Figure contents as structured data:
======

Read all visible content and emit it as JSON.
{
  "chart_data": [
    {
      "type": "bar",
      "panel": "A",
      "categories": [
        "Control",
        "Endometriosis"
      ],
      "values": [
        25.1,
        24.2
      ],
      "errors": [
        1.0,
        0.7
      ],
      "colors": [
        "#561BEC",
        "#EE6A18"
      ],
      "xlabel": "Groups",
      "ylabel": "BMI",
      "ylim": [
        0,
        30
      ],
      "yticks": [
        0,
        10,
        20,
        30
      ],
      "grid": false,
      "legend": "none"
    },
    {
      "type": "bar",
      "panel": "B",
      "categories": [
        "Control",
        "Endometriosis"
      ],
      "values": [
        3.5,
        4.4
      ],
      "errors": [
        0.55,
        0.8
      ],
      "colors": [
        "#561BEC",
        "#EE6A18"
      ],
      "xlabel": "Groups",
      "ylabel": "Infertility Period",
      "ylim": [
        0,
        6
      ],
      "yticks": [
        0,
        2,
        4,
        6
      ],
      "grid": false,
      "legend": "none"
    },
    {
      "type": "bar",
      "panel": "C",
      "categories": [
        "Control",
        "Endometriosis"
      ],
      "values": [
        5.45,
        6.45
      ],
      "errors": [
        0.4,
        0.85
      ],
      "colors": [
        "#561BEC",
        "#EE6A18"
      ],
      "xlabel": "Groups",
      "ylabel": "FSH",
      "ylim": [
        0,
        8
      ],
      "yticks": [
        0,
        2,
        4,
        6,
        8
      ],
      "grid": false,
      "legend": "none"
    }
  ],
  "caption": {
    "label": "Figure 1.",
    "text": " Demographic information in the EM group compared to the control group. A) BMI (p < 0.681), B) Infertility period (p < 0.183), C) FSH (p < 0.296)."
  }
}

======

_Task directions_
Give the entries again in full, exactly as they are written.

_Result of the task_
Read all visible content and emit it as JSON.
{
  "chart_data": [
    {
      "type": "bar",
      "panel": "A",
      "categories": [
        "Control",
        "Endometriosis"
      ],
      "values": [
        25.1,
        24.2
      ],
      "errors": [
        1.0,
        0.7
      ],
      "colors": [
        "#561BEC",
        "#EE6A18"
      ],
      "xlabel": "Groups",
      "ylabel": "BMI",
      "ylim": [
        0,
        30
      ],
      "yticks": [
        0,
        10,
        20,
        30
      ],
      "grid": false,
      "legend": "none"
    },
    {
      "type": "bar",
      "panel": "B",
      "categories": [
        "Control",
        "Endometriosis"
      ],
      "values": [
        3.5,
        4.4
      ],
      "errors": [
        0.55,
        0.8
      ],
      "colors": [
        "#561BEC",
        "#EE6A18"
      ],
      "xlabel": "Groups",
      "ylabel": "Infertility Period",
      "ylim": [
        0,
        6
      ],
      "yticks": [
        0,
        2,
        4,
        6
      ],
      "grid": false,
      "legend": "none"
    },
    {
      "type": "bar",
      "panel": "C",
      "categories": [
        "Control",
        "Endometriosis"
      ],
      "values": [
        5.45,
        6.45
      ],
      "errors": [
        0.4,
        0.85
      ],
      "colors": [
        "#561BEC",
        "#EE6A18"
      ],
      "xlabel": "Groups",
      "ylabel": "FSH",
      "ylim": [
        0,
        8
      ],
      "yticks": [
        0,
        2,
        4,
        6,
        8
      ],
      "grid": false,
      "legend": "none"
    }
  ],
  "caption": {
    "label": "Figure 1.",
    "text": " Demographic information in the EM group compared to the control group. A) BMI (p < 0.681), B) Infertility period (p < 0.183), C) FSH (p < 0.296)."
  }
}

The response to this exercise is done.